Entries with figure data »
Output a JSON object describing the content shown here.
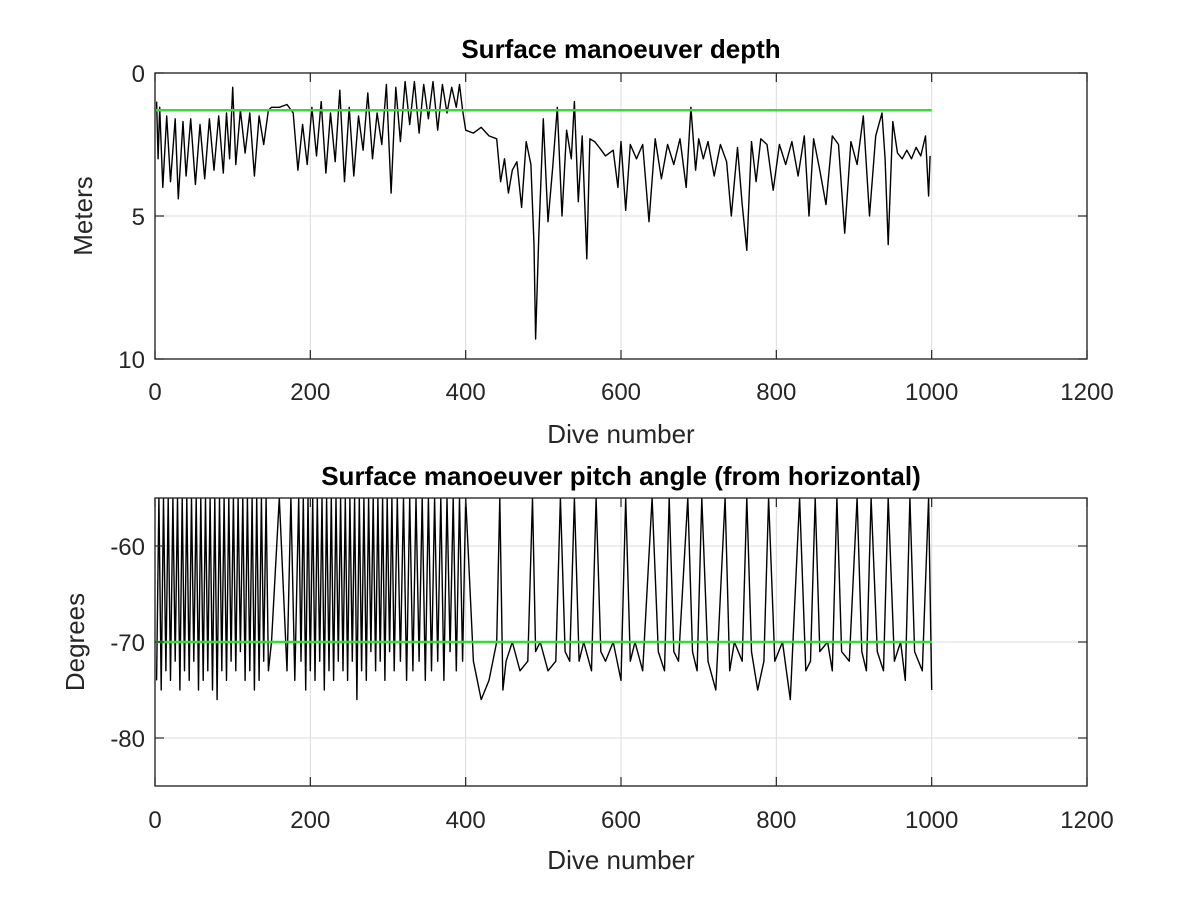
{
  "chart_data": [
    {
      "type": "line",
      "title": "Surface manoeuver depth",
      "xlabel": "Dive number",
      "ylabel": "Meters",
      "xlim": [
        0,
        1200
      ],
      "ylim": [
        0,
        10
      ],
      "y_reversed": true,
      "xticks": [
        0,
        200,
        400,
        600,
        800,
        1000,
        1200
      ],
      "yticks": [
        0,
        5,
        10
      ],
      "grid": true,
      "series": [
        {
          "color": "#000000",
          "x": [
            2,
            4,
            6,
            10,
            15,
            20,
            26,
            30,
            36,
            40,
            46,
            52,
            58,
            64,
            70,
            76,
            82,
            88,
            92,
            96,
            100,
            104,
            110,
            116,
            122,
            128,
            134,
            140,
            146,
            150,
            160,
            170,
            178,
            184,
            190,
            196,
            202,
            208,
            214,
            220,
            226,
            232,
            238,
            244,
            250,
            256,
            262,
            268,
            274,
            280,
            286,
            292,
            298,
            304,
            310,
            316,
            322,
            328,
            334,
            340,
            346,
            352,
            358,
            364,
            370,
            376,
            382,
            388,
            392,
            396,
            400,
            410,
            420,
            430,
            440,
            445,
            450,
            455,
            460,
            466,
            472,
            478,
            484,
            488,
            490,
            494,
            500,
            506,
            512,
            518,
            524,
            530,
            536,
            540,
            545,
            550,
            556,
            560,
            566,
            572,
            580,
            590,
            596,
            600,
            606,
            612,
            620,
            628,
            636,
            644,
            652,
            660,
            668,
            676,
            684,
            690,
            696,
            700,
            706,
            712,
            720,
            728,
            736,
            742,
            750,
            756,
            762,
            768,
            774,
            780,
            788,
            796,
            804,
            812,
            820,
            828,
            836,
            842,
            848,
            856,
            864,
            872,
            880,
            888,
            896,
            904,
            912,
            920,
            928,
            936,
            940,
            944,
            950,
            956,
            962,
            968,
            974,
            980,
            986,
            992,
            996,
            998
          ],
          "y": [
            1.0,
            3.0,
            1.2,
            4.0,
            1.5,
            3.8,
            1.6,
            4.4,
            1.7,
            3.6,
            1.6,
            3.9,
            1.8,
            3.7,
            1.6,
            3.4,
            1.5,
            3.5,
            1.4,
            3.0,
            0.5,
            3.2,
            1.3,
            2.8,
            1.4,
            3.6,
            1.5,
            2.5,
            1.3,
            1.2,
            1.2,
            1.1,
            1.4,
            3.4,
            1.8,
            3.2,
            1.2,
            2.9,
            1.0,
            3.5,
            1.4,
            3.1,
            0.6,
            3.8,
            1.2,
            3.6,
            1.5,
            2.7,
            0.7,
            3.0,
            1.4,
            2.5,
            0.4,
            4.2,
            0.5,
            2.4,
            0.3,
            1.8,
            0.3,
            2.1,
            0.4,
            1.6,
            0.3,
            2.0,
            0.4,
            1.4,
            0.5,
            1.2,
            0.4,
            1.3,
            2.0,
            2.1,
            1.9,
            2.2,
            2.3,
            3.8,
            3.0,
            4.2,
            3.4,
            3.1,
            4.7,
            2.4,
            3.2,
            6.0,
            9.3,
            5.8,
            1.6,
            5.2,
            3.3,
            1.2,
            5.0,
            2.0,
            3.0,
            1.0,
            4.5,
            2.2,
            6.5,
            2.3,
            2.4,
            2.6,
            2.9,
            2.7,
            4.0,
            2.4,
            4.8,
            2.5,
            3.0,
            2.5,
            5.2,
            2.3,
            3.7,
            2.5,
            3.2,
            2.3,
            4.0,
            1.2,
            3.4,
            2.3,
            3.0,
            2.4,
            3.6,
            2.5,
            3.1,
            5.0,
            2.6,
            4.6,
            6.2,
            2.4,
            3.8,
            2.3,
            2.5,
            4.1,
            2.5,
            3.2,
            2.4,
            3.6,
            2.2,
            5.0,
            2.3,
            3.4,
            4.6,
            2.2,
            2.5,
            5.6,
            2.4,
            3.2,
            1.5,
            5.0,
            2.2,
            1.4,
            3.0,
            6.0,
            1.7,
            2.8,
            3.0,
            2.7,
            3.0,
            2.6,
            2.9,
            2.2,
            4.3,
            2.9
          ]
        },
        {
          "color": "#33dd33",
          "x": [
            0,
            1000
          ],
          "y": [
            1.3,
            1.3
          ]
        }
      ]
    },
    {
      "type": "line",
      "title": "Surface manoeuver pitch angle (from horizontal)",
      "xlabel": "Dive number",
      "ylabel": "Degrees",
      "xlim": [
        0,
        1200
      ],
      "ylim": [
        -85,
        -55
      ],
      "xticks": [
        0,
        200,
        400,
        600,
        800,
        1000,
        1200
      ],
      "yticks": [
        -80,
        -70,
        -60
      ],
      "grid": true,
      "series": [
        {
          "color": "#000000",
          "x": [
            2,
            5,
            8,
            11,
            14,
            17,
            20,
            23,
            26,
            29,
            32,
            35,
            38,
            41,
            44,
            47,
            50,
            53,
            56,
            59,
            62,
            65,
            68,
            71,
            74,
            77,
            80,
            83,
            86,
            89,
            92,
            95,
            98,
            101,
            104,
            107,
            110,
            113,
            116,
            119,
            122,
            125,
            128,
            131,
            134,
            137,
            140,
            143,
            146,
            150,
            160,
            170,
            175,
            180,
            185,
            188,
            191,
            194,
            197,
            200,
            203,
            206,
            209,
            212,
            215,
            218,
            221,
            224,
            227,
            230,
            233,
            236,
            239,
            242,
            245,
            248,
            251,
            254,
            257,
            260,
            263,
            266,
            269,
            272,
            275,
            278,
            281,
            284,
            287,
            290,
            293,
            296,
            299,
            302,
            305,
            308,
            312,
            316,
            320,
            324,
            328,
            332,
            336,
            340,
            344,
            348,
            352,
            356,
            360,
            364,
            368,
            372,
            376,
            380,
            384,
            388,
            392,
            396,
            400,
            410,
            420,
            430,
            440,
            444,
            448,
            452,
            460,
            470,
            480,
            486,
            490,
            496,
            506,
            516,
            522,
            528,
            534,
            540,
            546,
            552,
            562,
            568,
            574,
            580,
            590,
            600,
            606,
            612,
            618,
            628,
            640,
            648,
            656,
            662,
            668,
            674,
            686,
            692,
            698,
            704,
            712,
            722,
            734,
            740,
            746,
            756,
            762,
            768,
            776,
            784,
            790,
            798,
            808,
            818,
            830,
            838,
            844,
            850,
            856,
            866,
            872,
            878,
            884,
            894,
            904,
            910,
            916,
            922,
            930,
            938,
            944,
            952,
            960,
            966,
            972,
            978,
            988,
            996,
            1000
          ],
          "y": [
            -74,
            -55,
            -75,
            -55,
            -73,
            -55,
            -74,
            -55,
            -72,
            -55,
            -75,
            -55,
            -73,
            -55,
            -74,
            -55,
            -72,
            -55,
            -75,
            -55,
            -74,
            -55,
            -73,
            -55,
            -75,
            -55,
            -76,
            -55,
            -73,
            -55,
            -74,
            -55,
            -72,
            -55,
            -73,
            -55,
            -71,
            -55,
            -74,
            -55,
            -73,
            -55,
            -75,
            -55,
            -74,
            -55,
            -72,
            -55,
            -73,
            -70,
            -55,
            -73,
            -55,
            -74,
            -55,
            -72,
            -55,
            -75,
            -55,
            -73,
            -55,
            -74,
            -55,
            -72,
            -55,
            -75,
            -55,
            -73,
            -55,
            -74,
            -55,
            -72,
            -55,
            -73,
            -55,
            -74,
            -55,
            -72,
            -55,
            -76,
            -55,
            -73,
            -55,
            -74,
            -55,
            -71,
            -55,
            -73,
            -55,
            -72,
            -55,
            -74,
            -55,
            -71,
            -55,
            -73,
            -55,
            -72,
            -55,
            -74,
            -55,
            -73,
            -55,
            -72,
            -55,
            -74,
            -55,
            -73,
            -55,
            -72,
            -55,
            -74,
            -55,
            -71,
            -55,
            -73,
            -55,
            -72,
            -55,
            -72,
            -76,
            -74,
            -70,
            -55,
            -75,
            -72,
            -70,
            -73,
            -72,
            -55,
            -71,
            -70,
            -73,
            -72,
            -55,
            -71,
            -72,
            -55,
            -72,
            -70,
            -73,
            -55,
            -71,
            -72,
            -70,
            -74,
            -55,
            -72,
            -70,
            -73,
            -55,
            -71,
            -73,
            -55,
            -71,
            -72,
            -55,
            -71,
            -73,
            -55,
            -72,
            -75,
            -55,
            -73,
            -70,
            -72,
            -55,
            -71,
            -75,
            -72,
            -55,
            -72,
            -70,
            -76,
            -55,
            -73,
            -72,
            -55,
            -71,
            -70,
            -73,
            -55,
            -71,
            -72,
            -55,
            -71,
            -73,
            -55,
            -71,
            -73,
            -55,
            -72,
            -70,
            -74,
            -55,
            -71,
            -73,
            -55,
            -75
          ]
        },
        {
          "color": "#33dd33",
          "x": [
            0,
            1000
          ],
          "y": [
            -70,
            -70
          ]
        }
      ]
    }
  ]
}
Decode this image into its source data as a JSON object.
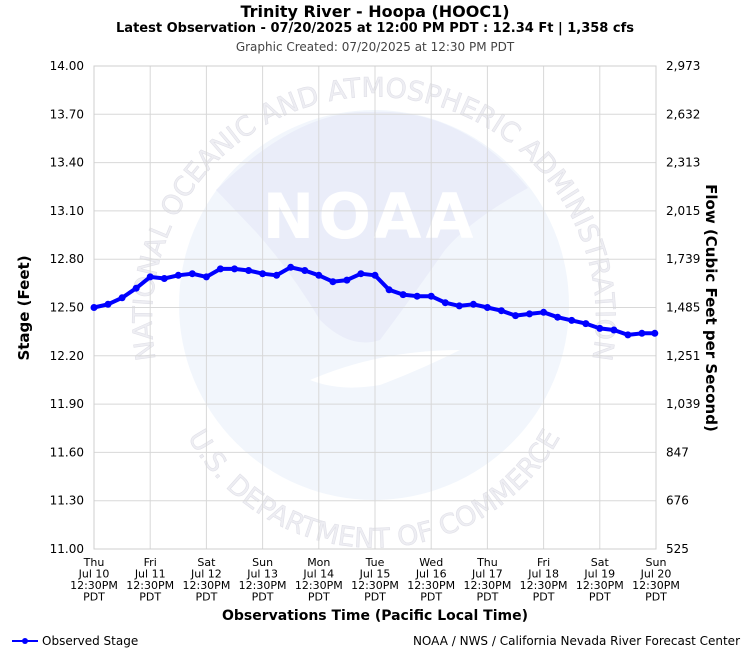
{
  "header": {
    "title": "Trinity River - Hoopa (HOOC1)",
    "subtitle": "Latest Observation - 07/20/2025 at 12:00 PM PDT : 12.34 Ft | 1,358 cfs",
    "created": "Graphic Created: 07/20/2025 at 12:30 PM PDT"
  },
  "watermark": {
    "logo_text": "NOAA",
    "ring_top": "NATIONAL OCEANIC AND ATMOSPHERIC ADMINISTRATION",
    "ring_bottom": "U.S. DEPARTMENT OF COMMERCE"
  },
  "legend": {
    "label": "Observed Stage",
    "color": "#0000ff"
  },
  "credit": "NOAA / NWS / California Nevada River Forecast Center",
  "chart_data": {
    "type": "line",
    "ylabel": "Stage (Feet)",
    "y2label": "Flow (Cubic Feet per Second)",
    "xlabel": "Observations Time (Pacific Local Time)",
    "ylim": [
      11.0,
      14.0
    ],
    "yticks": [
      "14.00",
      "13.70",
      "13.40",
      "13.10",
      "12.80",
      "12.50",
      "12.20",
      "11.90",
      "11.60",
      "11.30",
      "11.00"
    ],
    "y2ticks": [
      "2,973",
      "2,632",
      "2,313",
      "2,015",
      "1,739",
      "1,485",
      "1,251",
      "1,039",
      "847",
      "676",
      "525"
    ],
    "xticks": [
      [
        "Thu",
        "Jul 10",
        "12:30PM",
        "PDT"
      ],
      [
        "Fri",
        "Jul 11",
        "12:30PM",
        "PDT"
      ],
      [
        "Sat",
        "Jul 12",
        "12:30PM",
        "PDT"
      ],
      [
        "Sun",
        "Jul 13",
        "12:30PM",
        "PDT"
      ],
      [
        "Mon",
        "Jul 14",
        "12:30PM",
        "PDT"
      ],
      [
        "Tue",
        "Jul 15",
        "12:30PM",
        "PDT"
      ],
      [
        "Wed",
        "Jul 16",
        "12:30PM",
        "PDT"
      ],
      [
        "Thu",
        "Jul 17",
        "12:30PM",
        "PDT"
      ],
      [
        "Fri",
        "Jul 18",
        "12:30PM",
        "PDT"
      ],
      [
        "Sat",
        "Jul 19",
        "12:30PM",
        "PDT"
      ],
      [
        "Sun",
        "Jul 20",
        "12:30PM",
        "PDT"
      ]
    ],
    "grid": true,
    "series": [
      {
        "name": "Observed Stage",
        "color": "#0000ff",
        "x": [
          "2025-07-10 12:30",
          "2025-07-10 18:30",
          "2025-07-11 00:30",
          "2025-07-11 06:30",
          "2025-07-11 12:30",
          "2025-07-11 18:30",
          "2025-07-12 00:30",
          "2025-07-12 06:30",
          "2025-07-12 12:30",
          "2025-07-12 18:30",
          "2025-07-13 00:30",
          "2025-07-13 06:30",
          "2025-07-13 12:30",
          "2025-07-13 18:30",
          "2025-07-14 00:30",
          "2025-07-14 06:30",
          "2025-07-14 12:30",
          "2025-07-14 18:30",
          "2025-07-15 00:30",
          "2025-07-15 06:30",
          "2025-07-15 12:30",
          "2025-07-15 18:30",
          "2025-07-16 00:30",
          "2025-07-16 06:30",
          "2025-07-16 12:30",
          "2025-07-16 18:30",
          "2025-07-17 00:30",
          "2025-07-17 06:30",
          "2025-07-17 12:30",
          "2025-07-17 18:30",
          "2025-07-18 00:30",
          "2025-07-18 06:30",
          "2025-07-18 12:30",
          "2025-07-18 18:30",
          "2025-07-19 00:30",
          "2025-07-19 06:30",
          "2025-07-19 12:30",
          "2025-07-19 18:30",
          "2025-07-20 00:30",
          "2025-07-20 06:30",
          "2025-07-20 12:00"
        ],
        "values": [
          12.5,
          12.52,
          12.56,
          12.62,
          12.69,
          12.68,
          12.7,
          12.71,
          12.69,
          12.74,
          12.74,
          12.73,
          12.71,
          12.7,
          12.75,
          12.73,
          12.7,
          12.66,
          12.67,
          12.71,
          12.7,
          12.61,
          12.58,
          12.57,
          12.57,
          12.53,
          12.51,
          12.52,
          12.5,
          12.48,
          12.45,
          12.46,
          12.47,
          12.44,
          12.42,
          12.4,
          12.37,
          12.36,
          12.33,
          12.34,
          12.34
        ]
      }
    ]
  }
}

WHAT IS EXPECTED » Give the count of lines holding the word "Stage", with no other words.

EXPECTED OUTPUT » 3